- What this task involves: Your task is to locate every line holding the string "GBPAUD" and to copy each of them.
--- --- ---
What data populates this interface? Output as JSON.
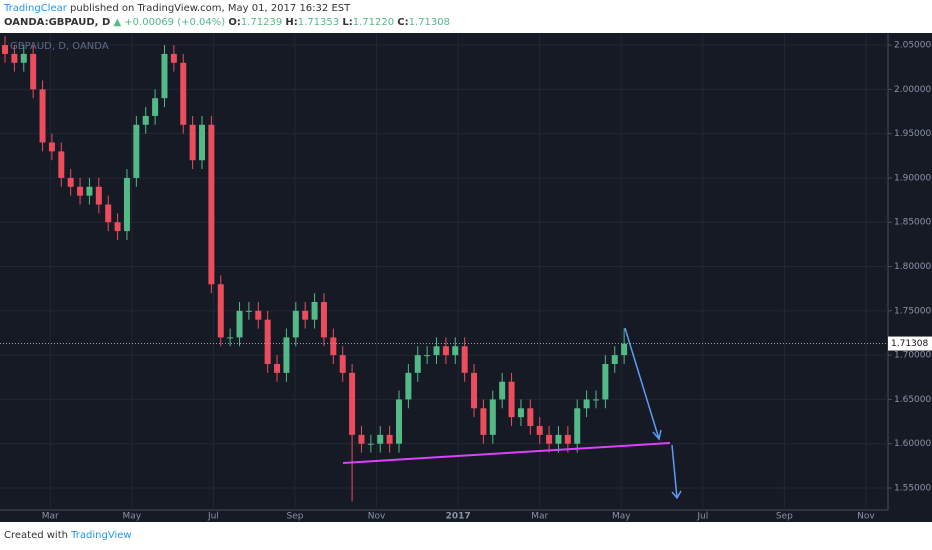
{
  "header": {
    "author": "TradingClear",
    "published": "published on TradingView.com, May 01, 2017 16:32 EST",
    "symbol": "OANDA:GBPAUD, D",
    "change": "▲ +0.00069 (+0.04%)",
    "o_label": "O:",
    "o": "1.71239",
    "h_label": "H:",
    "h": "1.71353",
    "l_label": "L:",
    "l": "1.71220",
    "c_label": "C:",
    "c": "1.71308"
  },
  "chart_data": {
    "type": "candlestick",
    "legend": "GBPAUD, D, OANDA",
    "up_color": "#53b987",
    "down_color": "#eb4d5c",
    "grid": true,
    "last_price": 1.71308,
    "x": [
      1.89,
      2.12,
      2.35,
      2.58,
      2.81,
      3.04,
      3.27,
      3.5,
      3.73,
      3.96,
      4.19,
      4.42,
      4.65,
      4.88,
      5.11,
      5.34,
      5.57,
      5.8,
      6.03,
      6.26,
      6.49,
      6.72,
      6.95,
      7.18,
      7.41,
      7.64,
      7.87,
      8.1,
      8.33,
      8.56,
      8.79,
      9.02,
      9.25,
      9.48,
      9.71,
      9.94,
      10.17,
      10.4,
      10.63,
      10.86,
      11.09,
      11.32,
      11.55,
      11.78,
      12.01,
      12.24,
      12.47,
      12.7,
      12.93,
      13.16,
      13.39,
      13.62,
      13.85,
      14.08,
      14.31,
      14.54,
      14.77,
      15.0,
      15.23,
      15.46,
      15.69,
      15.92,
      16.15,
      16.38,
      16.61,
      16.84,
      17.07
    ],
    "open": [
      2.05,
      2.04,
      2.03,
      2.04,
      2.0,
      1.94,
      1.93,
      1.9,
      1.89,
      1.88,
      1.89,
      1.87,
      1.85,
      1.84,
      1.9,
      1.96,
      1.97,
      1.99,
      2.04,
      2.03,
      1.96,
      1.92,
      1.96,
      1.78,
      1.72,
      1.72,
      1.75,
      1.75,
      1.74,
      1.69,
      1.68,
      1.72,
      1.75,
      1.74,
      1.76,
      1.72,
      1.7,
      1.68,
      1.61,
      1.6,
      1.6,
      1.61,
      1.6,
      1.65,
      1.68,
      1.7,
      1.7,
      1.71,
      1.7,
      1.71,
      1.68,
      1.64,
      1.61,
      1.65,
      1.67,
      1.63,
      1.64,
      1.62,
      1.61,
      1.6,
      1.61,
      1.6,
      1.64,
      1.65,
      1.65,
      1.69,
      1.7
    ],
    "high": [
      2.06,
      2.05,
      2.05,
      2.05,
      2.01,
      1.95,
      1.94,
      1.91,
      1.9,
      1.9,
      1.9,
      1.88,
      1.86,
      1.91,
      1.97,
      1.98,
      2.0,
      2.05,
      2.05,
      2.04,
      1.97,
      1.97,
      1.97,
      1.79,
      1.73,
      1.76,
      1.76,
      1.76,
      1.75,
      1.7,
      1.73,
      1.76,
      1.76,
      1.77,
      1.77,
      1.73,
      1.71,
      1.69,
      1.62,
      1.61,
      1.62,
      1.62,
      1.66,
      1.69,
      1.71,
      1.71,
      1.72,
      1.72,
      1.72,
      1.72,
      1.69,
      1.65,
      1.66,
      1.68,
      1.68,
      1.65,
      1.65,
      1.63,
      1.62,
      1.62,
      1.62,
      1.65,
      1.66,
      1.66,
      1.7,
      1.71,
      1.73
    ],
    "low": [
      2.03,
      2.02,
      2.02,
      1.99,
      1.93,
      1.92,
      1.89,
      1.88,
      1.87,
      1.87,
      1.86,
      1.84,
      1.83,
      1.83,
      1.89,
      1.95,
      1.96,
      1.98,
      2.02,
      1.95,
      1.91,
      1.91,
      1.77,
      1.71,
      1.71,
      1.71,
      1.74,
      1.73,
      1.68,
      1.67,
      1.67,
      1.71,
      1.73,
      1.73,
      1.71,
      1.69,
      1.67,
      1.535,
      1.59,
      1.59,
      1.59,
      1.59,
      1.59,
      1.64,
      1.67,
      1.69,
      1.69,
      1.69,
      1.69,
      1.67,
      1.63,
      1.6,
      1.6,
      1.64,
      1.62,
      1.62,
      1.61,
      1.6,
      1.59,
      1.59,
      1.59,
      1.59,
      1.63,
      1.64,
      1.64,
      1.68,
      1.69
    ],
    "close": [
      2.04,
      2.03,
      2.04,
      2.0,
      1.94,
      1.93,
      1.9,
      1.89,
      1.88,
      1.89,
      1.87,
      1.85,
      1.84,
      1.9,
      1.96,
      1.97,
      1.99,
      2.04,
      2.03,
      1.96,
      1.92,
      1.96,
      1.78,
      1.72,
      1.72,
      1.75,
      1.75,
      1.74,
      1.69,
      1.68,
      1.72,
      1.75,
      1.74,
      1.76,
      1.72,
      1.7,
      1.68,
      1.61,
      1.6,
      1.6,
      1.61,
      1.6,
      1.65,
      1.68,
      1.7,
      1.7,
      1.71,
      1.7,
      1.71,
      1.68,
      1.64,
      1.61,
      1.65,
      1.67,
      1.63,
      1.64,
      1.62,
      1.61,
      1.6,
      1.61,
      1.6,
      1.64,
      1.65,
      1.65,
      1.69,
      1.7,
      1.713
    ],
    "xlim": [
      1.767,
      23.54
    ],
    "xticks": [
      {
        "value": 3,
        "label": "Mar"
      },
      {
        "value": 5,
        "label": "May"
      },
      {
        "value": 7,
        "label": "Jul"
      },
      {
        "value": 9,
        "label": "Sep"
      },
      {
        "value": 11,
        "label": "Nov"
      },
      {
        "value": 13,
        "label": "2017"
      },
      {
        "value": 15,
        "label": "Mar"
      },
      {
        "value": 17,
        "label": "May"
      },
      {
        "value": 19,
        "label": "Jul"
      },
      {
        "value": 21,
        "label": "Sep"
      },
      {
        "value": 23,
        "label": "Nov"
      }
    ],
    "ylim": [
      1.5252,
      2.0636
    ],
    "yticks": [
      {
        "value": 1.55,
        "label": "1.55000"
      },
      {
        "value": 1.6,
        "label": "1.60000"
      },
      {
        "value": 1.65,
        "label": "1.65000"
      },
      {
        "value": 1.7,
        "label": "1.70000"
      },
      {
        "value": 1.75,
        "label": "1.75000"
      },
      {
        "value": 1.8,
        "label": "1.80000"
      },
      {
        "value": 1.85,
        "label": "1.85000"
      },
      {
        "value": 1.9,
        "label": "1.90000"
      },
      {
        "value": 1.95,
        "label": "1.95000"
      },
      {
        "value": 2.0,
        "label": "2.00000"
      },
      {
        "value": 2.05,
        "label": "2.05000"
      }
    ]
  },
  "footer": {
    "created": "Created with",
    "brand": "TradingView"
  }
}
--- --- ---
- The result:
    "symbol": "OANDA:GBPAUD, D",
    "legend": "GBPAUD, D, OANDA",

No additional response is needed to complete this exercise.